**Input**.
◇ ◇ ◇ ◇ ◇

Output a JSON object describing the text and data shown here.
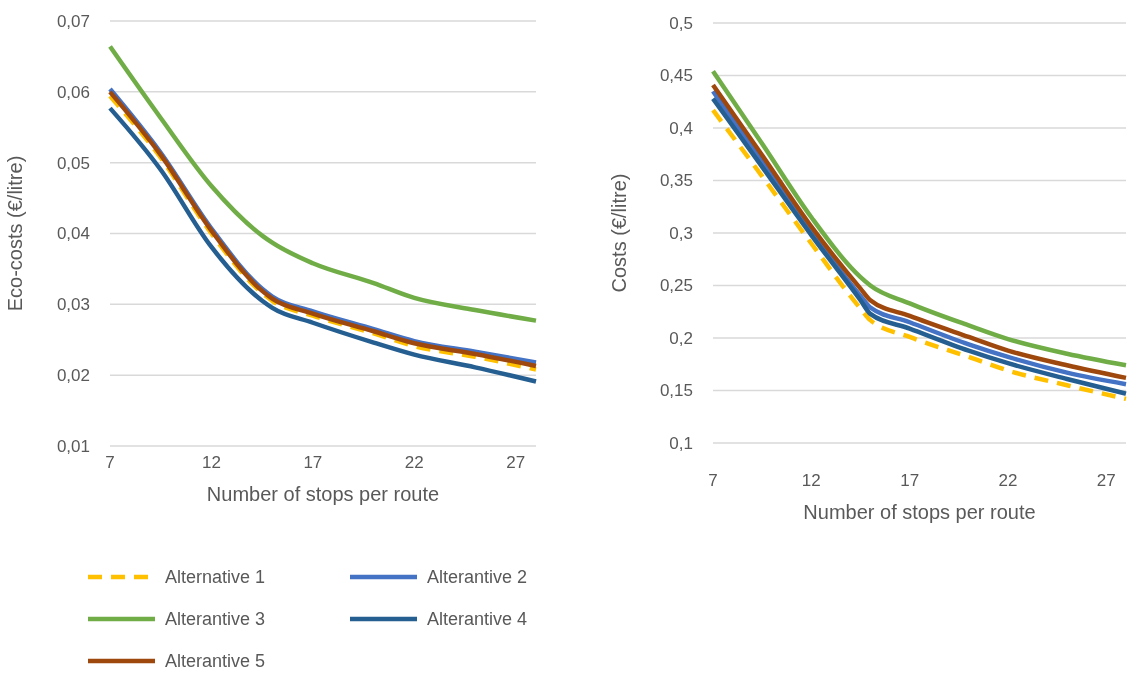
{
  "chart_data": [
    {
      "type": "line",
      "xlabel": "Number of stops per route",
      "ylabel": "Eco-costs (€/litre)",
      "x": [
        7,
        9.5,
        12,
        14.5,
        15,
        17,
        20,
        22,
        25,
        28
      ],
      "xlim": [
        7,
        28
      ],
      "xticks": [
        7,
        12,
        17,
        22,
        27
      ],
      "ylim": [
        0.01,
        0.07
      ],
      "yticks": [
        {
          "value": 0.01,
          "label": "0,01"
        },
        {
          "value": 0.02,
          "label": "0,02"
        },
        {
          "value": 0.03,
          "label": "0,03"
        },
        {
          "value": 0.04,
          "label": "0,04"
        },
        {
          "value": 0.05,
          "label": "0,05"
        },
        {
          "value": 0.06,
          "label": "0,06"
        },
        {
          "value": 0.07,
          "label": "0,07"
        }
      ],
      "grid": "y",
      "legend": "bottom",
      "marker": "none",
      "series": [
        {
          "name": "Alternative 1",
          "color": "#ffc000",
          "line_style": "dashed",
          "values": [
            0.0594,
            0.0507,
            0.04,
            0.0316,
            0.0305,
            0.0284,
            0.0259,
            0.0241,
            0.0226,
            0.0208
          ]
        },
        {
          "name": "Alterantive 2",
          "color": "#4472c4",
          "values": [
            0.0604,
            0.0514,
            0.0407,
            0.0322,
            0.0311,
            0.029,
            0.0265,
            0.0248,
            0.0233,
            0.0218
          ]
        },
        {
          "name": "Alterantive 3",
          "color": "#70ad47",
          "values": [
            0.0664,
            0.0563,
            0.0467,
            0.0397,
            0.0387,
            0.0358,
            0.033,
            0.0309,
            0.0292,
            0.0277
          ]
        },
        {
          "name": "Alterantive 4",
          "color": "#255e91",
          "values": [
            0.0577,
            0.049,
            0.0381,
            0.0305,
            0.0295,
            0.0274,
            0.0246,
            0.0229,
            0.0211,
            0.0191
          ]
        },
        {
          "name": "Alterantive 5",
          "color": "#9e480e",
          "values": [
            0.06,
            0.0511,
            0.0404,
            0.0319,
            0.0308,
            0.0287,
            0.0262,
            0.0245,
            0.023,
            0.0213
          ]
        }
      ]
    },
    {
      "type": "line",
      "xlabel": "Number of stops per route",
      "ylabel": "Costs (€/litre)",
      "x": [
        7,
        9.5,
        12,
        14.5,
        15,
        17,
        20,
        22,
        25,
        28
      ],
      "xlim": [
        7,
        28
      ],
      "xticks": [
        7,
        12,
        17,
        22,
        27
      ],
      "ylim": [
        0.1,
        0.5
      ],
      "yticks": [
        {
          "value": 0.1,
          "label": "0,1"
        },
        {
          "value": 0.15,
          "label": "0,15"
        },
        {
          "value": 0.2,
          "label": "0,2"
        },
        {
          "value": 0.25,
          "label": "0,25"
        },
        {
          "value": 0.3,
          "label": "0,3"
        },
        {
          "value": 0.35,
          "label": "0,35"
        },
        {
          "value": 0.4,
          "label": "0,4"
        },
        {
          "value": 0.45,
          "label": "0,45"
        },
        {
          "value": 0.5,
          "label": "0,5"
        }
      ],
      "grid": "y",
      "marker": "none",
      "series": [
        {
          "color": "#ffc000",
          "line_style": "dashed",
          "values": [
            0.417,
            0.354,
            0.29,
            0.228,
            0.217,
            0.201,
            0.182,
            0.169,
            0.155,
            0.142
          ]
        },
        {
          "color": "#4472c4",
          "values": [
            0.435,
            0.368,
            0.301,
            0.24,
            0.229,
            0.215,
            0.194,
            0.182,
            0.167,
            0.156
          ]
        },
        {
          "color": "#70ad47",
          "values": [
            0.454,
            0.385,
            0.315,
            0.258,
            0.25,
            0.233,
            0.212,
            0.199,
            0.185,
            0.174
          ]
        },
        {
          "color": "#255e91",
          "values": [
            0.428,
            0.363,
            0.298,
            0.236,
            0.223,
            0.209,
            0.188,
            0.176,
            0.161,
            0.147
          ]
        },
        {
          "color": "#9e480e",
          "values": [
            0.441,
            0.374,
            0.306,
            0.247,
            0.236,
            0.221,
            0.201,
            0.188,
            0.174,
            0.162
          ]
        }
      ]
    }
  ]
}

◇ ◇ ◇ ◇ ◇

**Exercise details**. Leaving out the pictures, repeat the data above exactly.

**Reply to the task**.
Output a JSON object describing the text and data shown here.
{
  "chart_data": [
    {
      "type": "line",
      "xlabel": "Number of stops per route",
      "ylabel": "Eco-costs (€/litre)",
      "x": [
        7,
        9.5,
        12,
        14.5,
        15,
        17,
        20,
        22,
        25,
        28
      ],
      "xlim": [
        7,
        28
      ],
      "xticks": [
        7,
        12,
        17,
        22,
        27
      ],
      "ylim": [
        0.01,
        0.07
      ],
      "yticks": [
        {
          "value": 0.01,
          "label": "0,01"
        },
        {
          "value": 0.02,
          "label": "0,02"
        },
        {
          "value": 0.03,
          "label": "0,03"
        },
        {
          "value": 0.04,
          "label": "0,04"
        },
        {
          "value": 0.05,
          "label": "0,05"
        },
        {
          "value": 0.06,
          "label": "0,06"
        },
        {
          "value": 0.07,
          "label": "0,07"
        }
      ],
      "grid": "y",
      "legend": "bottom",
      "marker": "none",
      "series": [
        {
          "name": "Alternative 1",
          "color": "#ffc000",
          "line_style": "dashed",
          "values": [
            0.0594,
            0.0507,
            0.04,
            0.0316,
            0.0305,
            0.0284,
            0.0259,
            0.0241,
            0.0226,
            0.0208
          ]
        },
        {
          "name": "Alterantive 2",
          "color": "#4472c4",
          "values": [
            0.0604,
            0.0514,
            0.0407,
            0.0322,
            0.0311,
            0.029,
            0.0265,
            0.0248,
            0.0233,
            0.0218
          ]
        },
        {
          "name": "Alterantive 3",
          "color": "#70ad47",
          "values": [
            0.0664,
            0.0563,
            0.0467,
            0.0397,
            0.0387,
            0.0358,
            0.033,
            0.0309,
            0.0292,
            0.0277
          ]
        },
        {
          "name": "Alterantive 4",
          "color": "#255e91",
          "values": [
            0.0577,
            0.049,
            0.0381,
            0.0305,
            0.0295,
            0.0274,
            0.0246,
            0.0229,
            0.0211,
            0.0191
          ]
        },
        {
          "name": "Alterantive 5",
          "color": "#9e480e",
          "values": [
            0.06,
            0.0511,
            0.0404,
            0.0319,
            0.0308,
            0.0287,
            0.0262,
            0.0245,
            0.023,
            0.0213
          ]
        }
      ]
    },
    {
      "type": "line",
      "xlabel": "Number of stops per route",
      "ylabel": "Costs (€/litre)",
      "x": [
        7,
        9.5,
        12,
        14.5,
        15,
        17,
        20,
        22,
        25,
        28
      ],
      "xlim": [
        7,
        28
      ],
      "xticks": [
        7,
        12,
        17,
        22,
        27
      ],
      "ylim": [
        0.1,
        0.5
      ],
      "yticks": [
        {
          "value": 0.1,
          "label": "0,1"
        },
        {
          "value": 0.15,
          "label": "0,15"
        },
        {
          "value": 0.2,
          "label": "0,2"
        },
        {
          "value": 0.25,
          "label": "0,25"
        },
        {
          "value": 0.3,
          "label": "0,3"
        },
        {
          "value": 0.35,
          "label": "0,35"
        },
        {
          "value": 0.4,
          "label": "0,4"
        },
        {
          "value": 0.45,
          "label": "0,45"
        },
        {
          "value": 0.5,
          "label": "0,5"
        }
      ],
      "grid": "y",
      "marker": "none",
      "series": [
        {
          "color": "#ffc000",
          "line_style": "dashed",
          "values": [
            0.417,
            0.354,
            0.29,
            0.228,
            0.217,
            0.201,
            0.182,
            0.169,
            0.155,
            0.142
          ]
        },
        {
          "color": "#4472c4",
          "values": [
            0.435,
            0.368,
            0.301,
            0.24,
            0.229,
            0.215,
            0.194,
            0.182,
            0.167,
            0.156
          ]
        },
        {
          "color": "#70ad47",
          "values": [
            0.454,
            0.385,
            0.315,
            0.258,
            0.25,
            0.233,
            0.212,
            0.199,
            0.185,
            0.174
          ]
        },
        {
          "color": "#255e91",
          "values": [
            0.428,
            0.363,
            0.298,
            0.236,
            0.223,
            0.209,
            0.188,
            0.176,
            0.161,
            0.147
          ]
        },
        {
          "color": "#9e480e",
          "values": [
            0.441,
            0.374,
            0.306,
            0.247,
            0.236,
            0.221,
            0.201,
            0.188,
            0.174,
            0.162
          ]
        }
      ]
    }
  ]
}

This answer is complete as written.